> _Given request_
Copy out every line exactly as given.

> _Dataset rows about figures_

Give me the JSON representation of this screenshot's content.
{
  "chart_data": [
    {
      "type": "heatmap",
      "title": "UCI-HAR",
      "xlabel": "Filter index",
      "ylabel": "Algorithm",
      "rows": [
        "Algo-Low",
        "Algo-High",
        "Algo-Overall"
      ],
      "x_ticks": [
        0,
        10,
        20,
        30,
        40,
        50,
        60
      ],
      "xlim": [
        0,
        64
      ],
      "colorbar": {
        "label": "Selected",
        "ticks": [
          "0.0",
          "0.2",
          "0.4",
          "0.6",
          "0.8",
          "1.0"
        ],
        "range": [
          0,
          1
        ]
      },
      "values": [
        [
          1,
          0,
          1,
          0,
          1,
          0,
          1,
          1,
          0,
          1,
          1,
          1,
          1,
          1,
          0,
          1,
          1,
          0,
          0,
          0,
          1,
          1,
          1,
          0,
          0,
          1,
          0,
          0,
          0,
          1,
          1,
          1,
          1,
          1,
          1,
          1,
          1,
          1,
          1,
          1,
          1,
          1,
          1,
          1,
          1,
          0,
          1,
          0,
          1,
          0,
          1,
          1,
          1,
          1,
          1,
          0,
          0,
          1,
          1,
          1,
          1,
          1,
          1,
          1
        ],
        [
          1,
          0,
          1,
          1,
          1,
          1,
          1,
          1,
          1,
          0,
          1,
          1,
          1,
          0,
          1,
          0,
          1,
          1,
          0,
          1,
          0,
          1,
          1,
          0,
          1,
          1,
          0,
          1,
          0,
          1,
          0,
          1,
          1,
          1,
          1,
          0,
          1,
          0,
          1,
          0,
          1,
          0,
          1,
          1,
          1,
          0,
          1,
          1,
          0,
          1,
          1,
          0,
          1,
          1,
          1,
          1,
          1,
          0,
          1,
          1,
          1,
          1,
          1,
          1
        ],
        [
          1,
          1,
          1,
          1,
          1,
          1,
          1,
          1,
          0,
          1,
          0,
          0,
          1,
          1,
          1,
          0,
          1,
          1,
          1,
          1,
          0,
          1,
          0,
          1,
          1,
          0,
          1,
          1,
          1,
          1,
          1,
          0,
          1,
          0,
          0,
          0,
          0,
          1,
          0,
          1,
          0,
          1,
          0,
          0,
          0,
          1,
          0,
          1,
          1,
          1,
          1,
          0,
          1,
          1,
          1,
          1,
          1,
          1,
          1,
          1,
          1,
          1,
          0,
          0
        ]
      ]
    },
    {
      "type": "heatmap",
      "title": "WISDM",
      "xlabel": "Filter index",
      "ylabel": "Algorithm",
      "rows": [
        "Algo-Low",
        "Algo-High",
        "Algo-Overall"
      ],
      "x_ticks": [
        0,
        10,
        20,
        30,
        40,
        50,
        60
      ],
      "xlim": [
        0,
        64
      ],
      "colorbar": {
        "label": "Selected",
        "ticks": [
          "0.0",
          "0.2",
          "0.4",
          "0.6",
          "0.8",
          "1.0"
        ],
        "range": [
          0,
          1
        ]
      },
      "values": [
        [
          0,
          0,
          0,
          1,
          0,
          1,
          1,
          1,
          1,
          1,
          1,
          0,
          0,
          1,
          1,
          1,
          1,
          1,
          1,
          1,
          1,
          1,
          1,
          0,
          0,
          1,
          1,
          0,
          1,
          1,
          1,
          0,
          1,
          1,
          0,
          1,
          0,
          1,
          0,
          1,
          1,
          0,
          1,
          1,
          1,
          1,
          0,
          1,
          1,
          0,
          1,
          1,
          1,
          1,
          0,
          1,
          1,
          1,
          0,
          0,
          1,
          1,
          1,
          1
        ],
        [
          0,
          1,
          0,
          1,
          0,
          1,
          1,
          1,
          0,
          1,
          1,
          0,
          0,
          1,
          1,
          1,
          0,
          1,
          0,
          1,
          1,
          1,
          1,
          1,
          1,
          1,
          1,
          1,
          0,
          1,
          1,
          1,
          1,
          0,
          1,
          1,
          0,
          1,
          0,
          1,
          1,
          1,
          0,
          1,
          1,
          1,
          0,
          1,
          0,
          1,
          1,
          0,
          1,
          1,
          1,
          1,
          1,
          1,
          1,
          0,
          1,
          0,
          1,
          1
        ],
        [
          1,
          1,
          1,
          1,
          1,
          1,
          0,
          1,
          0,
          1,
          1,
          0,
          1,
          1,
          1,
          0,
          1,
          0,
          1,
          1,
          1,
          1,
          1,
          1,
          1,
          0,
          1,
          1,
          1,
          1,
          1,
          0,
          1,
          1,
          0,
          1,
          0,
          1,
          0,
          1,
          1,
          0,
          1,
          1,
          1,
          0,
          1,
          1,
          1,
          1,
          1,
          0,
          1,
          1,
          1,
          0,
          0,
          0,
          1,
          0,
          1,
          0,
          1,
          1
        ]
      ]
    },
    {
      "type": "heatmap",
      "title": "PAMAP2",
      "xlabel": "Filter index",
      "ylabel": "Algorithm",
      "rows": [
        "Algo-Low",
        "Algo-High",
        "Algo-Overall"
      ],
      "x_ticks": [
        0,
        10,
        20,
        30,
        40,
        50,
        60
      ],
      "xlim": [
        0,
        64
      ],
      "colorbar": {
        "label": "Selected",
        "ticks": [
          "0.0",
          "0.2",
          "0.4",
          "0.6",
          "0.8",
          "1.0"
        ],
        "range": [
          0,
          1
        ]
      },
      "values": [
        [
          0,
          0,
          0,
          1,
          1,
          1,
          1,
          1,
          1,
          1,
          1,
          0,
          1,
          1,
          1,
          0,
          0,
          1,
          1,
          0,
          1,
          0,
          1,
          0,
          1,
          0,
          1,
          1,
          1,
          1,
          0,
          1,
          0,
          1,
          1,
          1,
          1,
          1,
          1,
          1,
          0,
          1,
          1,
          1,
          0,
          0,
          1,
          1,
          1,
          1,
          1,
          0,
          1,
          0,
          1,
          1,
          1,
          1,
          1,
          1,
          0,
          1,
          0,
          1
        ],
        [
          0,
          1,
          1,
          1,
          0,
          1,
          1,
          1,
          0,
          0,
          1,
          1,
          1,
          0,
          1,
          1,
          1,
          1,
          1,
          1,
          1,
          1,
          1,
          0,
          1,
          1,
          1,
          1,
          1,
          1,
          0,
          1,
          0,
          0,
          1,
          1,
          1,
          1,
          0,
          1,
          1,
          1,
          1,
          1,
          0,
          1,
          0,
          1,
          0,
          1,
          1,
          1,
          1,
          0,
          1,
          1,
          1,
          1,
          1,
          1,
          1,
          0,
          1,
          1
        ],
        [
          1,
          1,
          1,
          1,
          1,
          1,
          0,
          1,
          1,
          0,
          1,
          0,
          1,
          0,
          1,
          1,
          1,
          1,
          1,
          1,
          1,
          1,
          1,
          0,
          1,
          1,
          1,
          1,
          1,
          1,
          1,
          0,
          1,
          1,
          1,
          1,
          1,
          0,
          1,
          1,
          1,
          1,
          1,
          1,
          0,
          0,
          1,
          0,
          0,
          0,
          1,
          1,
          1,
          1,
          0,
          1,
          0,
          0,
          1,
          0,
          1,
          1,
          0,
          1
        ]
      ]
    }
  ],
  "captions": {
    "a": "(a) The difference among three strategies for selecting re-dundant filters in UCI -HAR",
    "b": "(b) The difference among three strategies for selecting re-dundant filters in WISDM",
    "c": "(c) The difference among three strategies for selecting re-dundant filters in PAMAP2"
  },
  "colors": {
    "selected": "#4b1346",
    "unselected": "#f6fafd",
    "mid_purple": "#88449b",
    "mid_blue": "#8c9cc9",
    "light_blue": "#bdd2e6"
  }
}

> _Reply_
Give me the JSON representation of this screenshot's content.
{
  "chart_data": [
    {
      "type": "heatmap",
      "title": "UCI-HAR",
      "xlabel": "Filter index",
      "ylabel": "Algorithm",
      "rows": [
        "Algo-Low",
        "Algo-High",
        "Algo-Overall"
      ],
      "x_ticks": [
        0,
        10,
        20,
        30,
        40,
        50,
        60
      ],
      "xlim": [
        0,
        64
      ],
      "colorbar": {
        "label": "Selected",
        "ticks": [
          "0.0",
          "0.2",
          "0.4",
          "0.6",
          "0.8",
          "1.0"
        ],
        "range": [
          0,
          1
        ]
      },
      "values": [
        [
          1,
          0,
          1,
          0,
          1,
          0,
          1,
          1,
          0,
          1,
          1,
          1,
          1,
          1,
          0,
          1,
          1,
          0,
          0,
          0,
          1,
          1,
          1,
          0,
          0,
          1,
          0,
          0,
          0,
          1,
          1,
          1,
          1,
          1,
          1,
          1,
          1,
          1,
          1,
          1,
          1,
          1,
          1,
          1,
          1,
          0,
          1,
          0,
          1,
          0,
          1,
          1,
          1,
          1,
          1,
          0,
          0,
          1,
          1,
          1,
          1,
          1,
          1,
          1
        ],
        [
          1,
          0,
          1,
          1,
          1,
          1,
          1,
          1,
          1,
          0,
          1,
          1,
          1,
          0,
          1,
          0,
          1,
          1,
          0,
          1,
          0,
          1,
          1,
          0,
          1,
          1,
          0,
          1,
          0,
          1,
          0,
          1,
          1,
          1,
          1,
          0,
          1,
          0,
          1,
          0,
          1,
          0,
          1,
          1,
          1,
          0,
          1,
          1,
          0,
          1,
          1,
          0,
          1,
          1,
          1,
          1,
          1,
          0,
          1,
          1,
          1,
          1,
          1,
          1
        ],
        [
          1,
          1,
          1,
          1,
          1,
          1,
          1,
          1,
          0,
          1,
          0,
          0,
          1,
          1,
          1,
          0,
          1,
          1,
          1,
          1,
          0,
          1,
          0,
          1,
          1,
          0,
          1,
          1,
          1,
          1,
          1,
          0,
          1,
          0,
          0,
          0,
          0,
          1,
          0,
          1,
          0,
          1,
          0,
          0,
          0,
          1,
          0,
          1,
          1,
          1,
          1,
          0,
          1,
          1,
          1,
          1,
          1,
          1,
          1,
          1,
          1,
          1,
          0,
          0
        ]
      ]
    },
    {
      "type": "heatmap",
      "title": "WISDM",
      "xlabel": "Filter index",
      "ylabel": "Algorithm",
      "rows": [
        "Algo-Low",
        "Algo-High",
        "Algo-Overall"
      ],
      "x_ticks": [
        0,
        10,
        20,
        30,
        40,
        50,
        60
      ],
      "xlim": [
        0,
        64
      ],
      "colorbar": {
        "label": "Selected",
        "ticks": [
          "0.0",
          "0.2",
          "0.4",
          "0.6",
          "0.8",
          "1.0"
        ],
        "range": [
          0,
          1
        ]
      },
      "values": [
        [
          0,
          0,
          0,
          1,
          0,
          1,
          1,
          1,
          1,
          1,
          1,
          0,
          0,
          1,
          1,
          1,
          1,
          1,
          1,
          1,
          1,
          1,
          1,
          0,
          0,
          1,
          1,
          0,
          1,
          1,
          1,
          0,
          1,
          1,
          0,
          1,
          0,
          1,
          0,
          1,
          1,
          0,
          1,
          1,
          1,
          1,
          0,
          1,
          1,
          0,
          1,
          1,
          1,
          1,
          0,
          1,
          1,
          1,
          0,
          0,
          1,
          1,
          1,
          1
        ],
        [
          0,
          1,
          0,
          1,
          0,
          1,
          1,
          1,
          0,
          1,
          1,
          0,
          0,
          1,
          1,
          1,
          0,
          1,
          0,
          1,
          1,
          1,
          1,
          1,
          1,
          1,
          1,
          1,
          0,
          1,
          1,
          1,
          1,
          0,
          1,
          1,
          0,
          1,
          0,
          1,
          1,
          1,
          0,
          1,
          1,
          1,
          0,
          1,
          0,
          1,
          1,
          0,
          1,
          1,
          1,
          1,
          1,
          1,
          1,
          0,
          1,
          0,
          1,
          1
        ],
        [
          1,
          1,
          1,
          1,
          1,
          1,
          0,
          1,
          0,
          1,
          1,
          0,
          1,
          1,
          1,
          0,
          1,
          0,
          1,
          1,
          1,
          1,
          1,
          1,
          1,
          0,
          1,
          1,
          1,
          1,
          1,
          0,
          1,
          1,
          0,
          1,
          0,
          1,
          0,
          1,
          1,
          0,
          1,
          1,
          1,
          0,
          1,
          1,
          1,
          1,
          1,
          0,
          1,
          1,
          1,
          0,
          0,
          0,
          1,
          0,
          1,
          0,
          1,
          1
        ]
      ]
    },
    {
      "type": "heatmap",
      "title": "PAMAP2",
      "xlabel": "Filter index",
      "ylabel": "Algorithm",
      "rows": [
        "Algo-Low",
        "Algo-High",
        "Algo-Overall"
      ],
      "x_ticks": [
        0,
        10,
        20,
        30,
        40,
        50,
        60
      ],
      "xlim": [
        0,
        64
      ],
      "colorbar": {
        "label": "Selected",
        "ticks": [
          "0.0",
          "0.2",
          "0.4",
          "0.6",
          "0.8",
          "1.0"
        ],
        "range": [
          0,
          1
        ]
      },
      "values": [
        [
          0,
          0,
          0,
          1,
          1,
          1,
          1,
          1,
          1,
          1,
          1,
          0,
          1,
          1,
          1,
          0,
          0,
          1,
          1,
          0,
          1,
          0,
          1,
          0,
          1,
          0,
          1,
          1,
          1,
          1,
          0,
          1,
          0,
          1,
          1,
          1,
          1,
          1,
          1,
          1,
          0,
          1,
          1,
          1,
          0,
          0,
          1,
          1,
          1,
          1,
          1,
          0,
          1,
          0,
          1,
          1,
          1,
          1,
          1,
          1,
          0,
          1,
          0,
          1
        ],
        [
          0,
          1,
          1,
          1,
          0,
          1,
          1,
          1,
          0,
          0,
          1,
          1,
          1,
          0,
          1,
          1,
          1,
          1,
          1,
          1,
          1,
          1,
          1,
          0,
          1,
          1,
          1,
          1,
          1,
          1,
          0,
          1,
          0,
          0,
          1,
          1,
          1,
          1,
          0,
          1,
          1,
          1,
          1,
          1,
          0,
          1,
          0,
          1,
          0,
          1,
          1,
          1,
          1,
          0,
          1,
          1,
          1,
          1,
          1,
          1,
          1,
          0,
          1,
          1
        ],
        [
          1,
          1,
          1,
          1,
          1,
          1,
          0,
          1,
          1,
          0,
          1,
          0,
          1,
          0,
          1,
          1,
          1,
          1,
          1,
          1,
          1,
          1,
          1,
          0,
          1,
          1,
          1,
          1,
          1,
          1,
          1,
          0,
          1,
          1,
          1,
          1,
          1,
          0,
          1,
          1,
          1,
          1,
          1,
          1,
          0,
          0,
          1,
          0,
          0,
          0,
          1,
          1,
          1,
          1,
          0,
          1,
          0,
          0,
          1,
          0,
          1,
          1,
          0,
          1
        ]
      ]
    }
  ],
  "captions": {
    "a": "(a) The difference among three strategies for selecting re-dundant filters in UCI -HAR",
    "b": "(b) The difference among three strategies for selecting re-dundant filters in WISDM",
    "c": "(c) The difference among three strategies for selecting re-dundant filters in PAMAP2"
  },
  "colors": {
    "selected": "#4b1346",
    "unselected": "#f6fafd",
    "mid_purple": "#88449b",
    "mid_blue": "#8c9cc9",
    "light_blue": "#bdd2e6"
  }
}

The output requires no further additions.